Given instruction:
Review the lines that follow and copy each one that contains the word "考研英语核心词表".

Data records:
* * *

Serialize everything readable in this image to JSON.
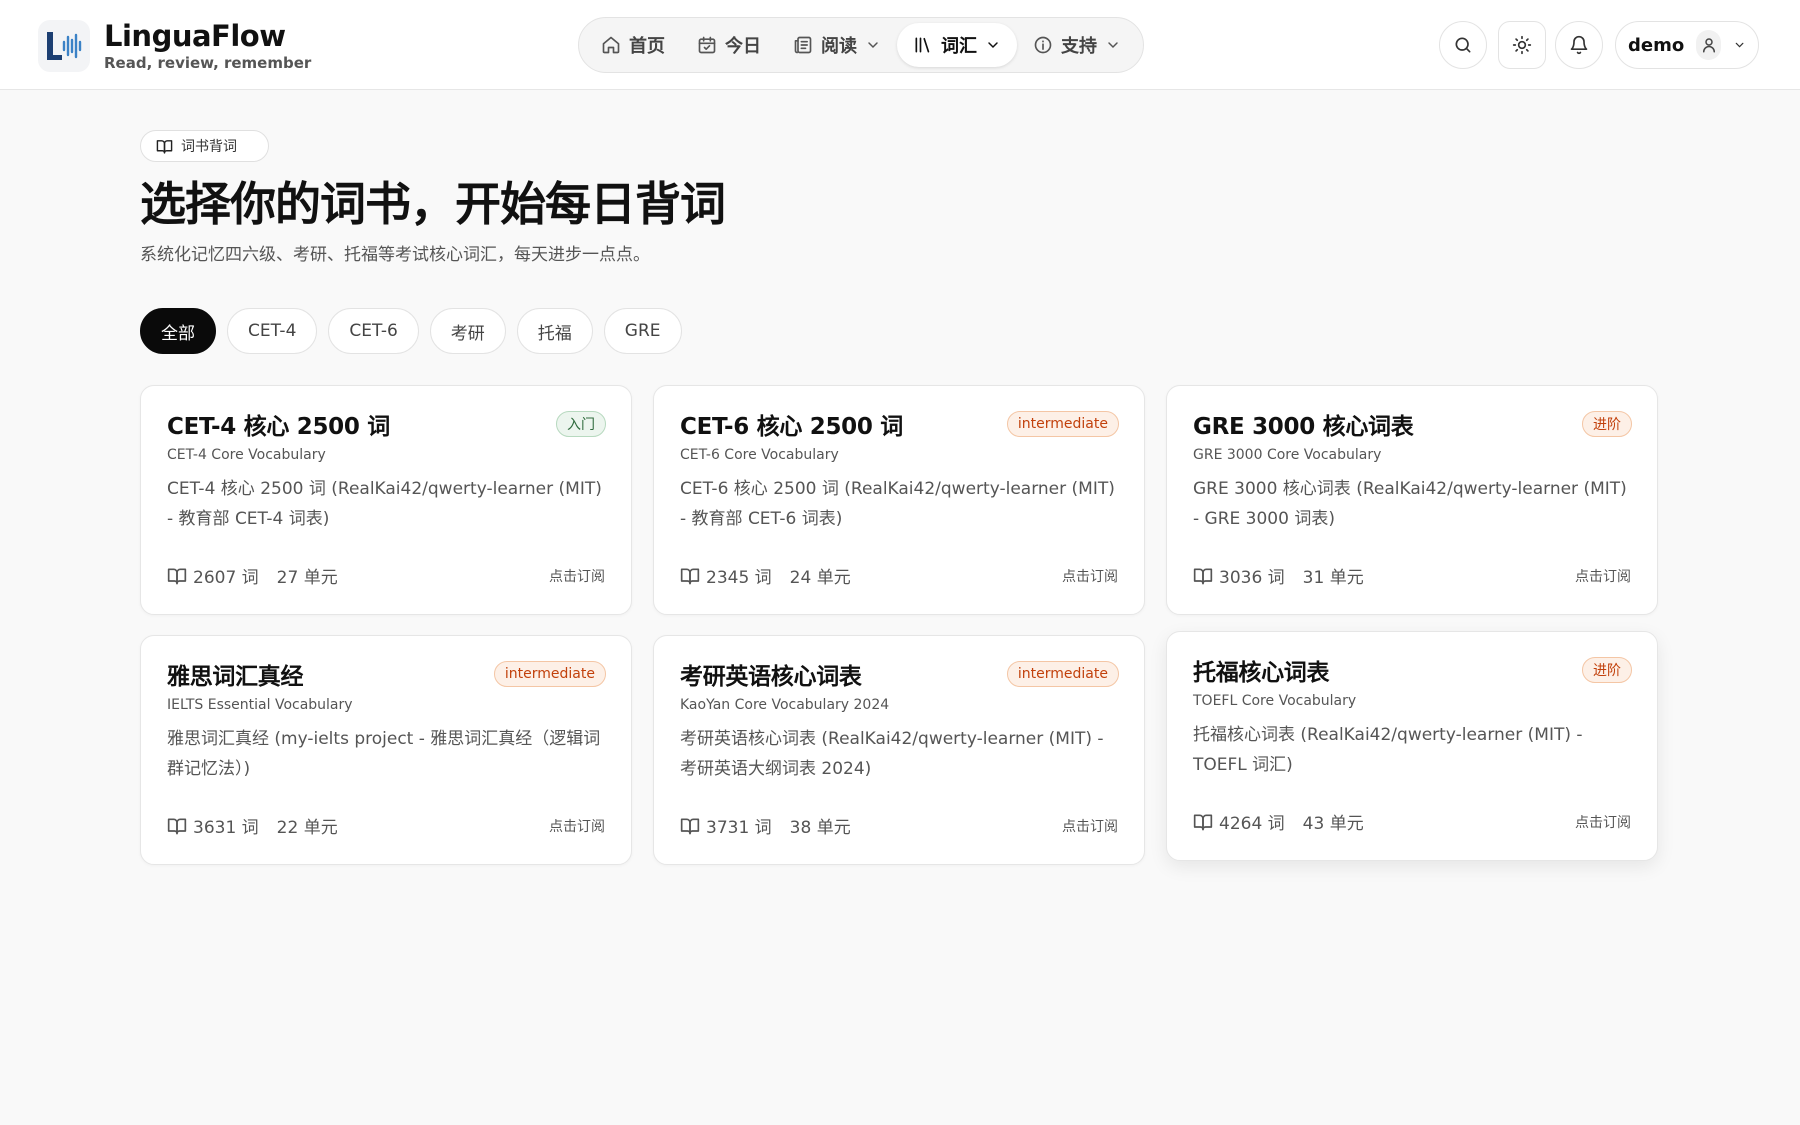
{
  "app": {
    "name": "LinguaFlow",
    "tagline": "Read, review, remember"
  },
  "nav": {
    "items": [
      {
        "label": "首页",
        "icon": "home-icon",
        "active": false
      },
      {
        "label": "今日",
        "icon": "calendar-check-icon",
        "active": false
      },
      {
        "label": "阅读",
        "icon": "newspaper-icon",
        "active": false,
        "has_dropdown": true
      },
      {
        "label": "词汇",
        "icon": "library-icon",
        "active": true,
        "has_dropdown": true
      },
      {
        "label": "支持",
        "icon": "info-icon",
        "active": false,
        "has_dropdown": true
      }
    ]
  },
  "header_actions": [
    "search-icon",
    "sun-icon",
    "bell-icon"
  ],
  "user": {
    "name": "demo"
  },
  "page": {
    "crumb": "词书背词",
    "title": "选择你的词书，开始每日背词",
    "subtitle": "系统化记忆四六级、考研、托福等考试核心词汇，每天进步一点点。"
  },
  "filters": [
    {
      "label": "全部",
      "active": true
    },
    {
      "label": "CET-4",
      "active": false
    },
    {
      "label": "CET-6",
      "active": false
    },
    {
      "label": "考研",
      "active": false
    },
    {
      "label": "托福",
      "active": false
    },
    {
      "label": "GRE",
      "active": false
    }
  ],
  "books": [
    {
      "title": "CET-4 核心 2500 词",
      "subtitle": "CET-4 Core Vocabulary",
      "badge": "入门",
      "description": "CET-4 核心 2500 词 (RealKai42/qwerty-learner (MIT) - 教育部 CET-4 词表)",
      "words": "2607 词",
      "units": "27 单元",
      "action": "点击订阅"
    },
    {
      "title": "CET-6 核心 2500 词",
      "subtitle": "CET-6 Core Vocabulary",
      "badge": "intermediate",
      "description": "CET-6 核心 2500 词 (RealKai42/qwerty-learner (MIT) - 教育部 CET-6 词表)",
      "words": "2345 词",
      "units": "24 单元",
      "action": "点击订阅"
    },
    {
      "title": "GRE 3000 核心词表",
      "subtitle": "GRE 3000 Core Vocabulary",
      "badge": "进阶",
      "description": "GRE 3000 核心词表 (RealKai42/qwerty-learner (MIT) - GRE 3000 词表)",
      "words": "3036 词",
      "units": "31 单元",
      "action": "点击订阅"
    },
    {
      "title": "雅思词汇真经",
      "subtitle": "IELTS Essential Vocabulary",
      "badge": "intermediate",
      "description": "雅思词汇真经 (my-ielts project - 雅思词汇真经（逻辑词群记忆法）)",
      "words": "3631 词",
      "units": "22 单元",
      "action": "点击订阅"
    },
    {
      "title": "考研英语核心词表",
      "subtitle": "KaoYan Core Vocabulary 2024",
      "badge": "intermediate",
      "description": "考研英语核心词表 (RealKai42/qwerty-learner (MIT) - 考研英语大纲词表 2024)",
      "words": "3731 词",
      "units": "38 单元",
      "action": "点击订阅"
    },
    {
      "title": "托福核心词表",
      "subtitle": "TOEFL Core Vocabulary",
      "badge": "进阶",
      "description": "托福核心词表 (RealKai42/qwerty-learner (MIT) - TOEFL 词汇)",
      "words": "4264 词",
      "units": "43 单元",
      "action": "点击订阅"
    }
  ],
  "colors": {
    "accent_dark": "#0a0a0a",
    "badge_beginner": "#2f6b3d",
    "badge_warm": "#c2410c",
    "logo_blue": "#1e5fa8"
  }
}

* * *

Exercise answer:
      "title": "考研英语核心词表",
      "description": "考研英语核心词表 (RealKai42/qwerty-learner (MIT) - 考研英语大纲词表 2024)",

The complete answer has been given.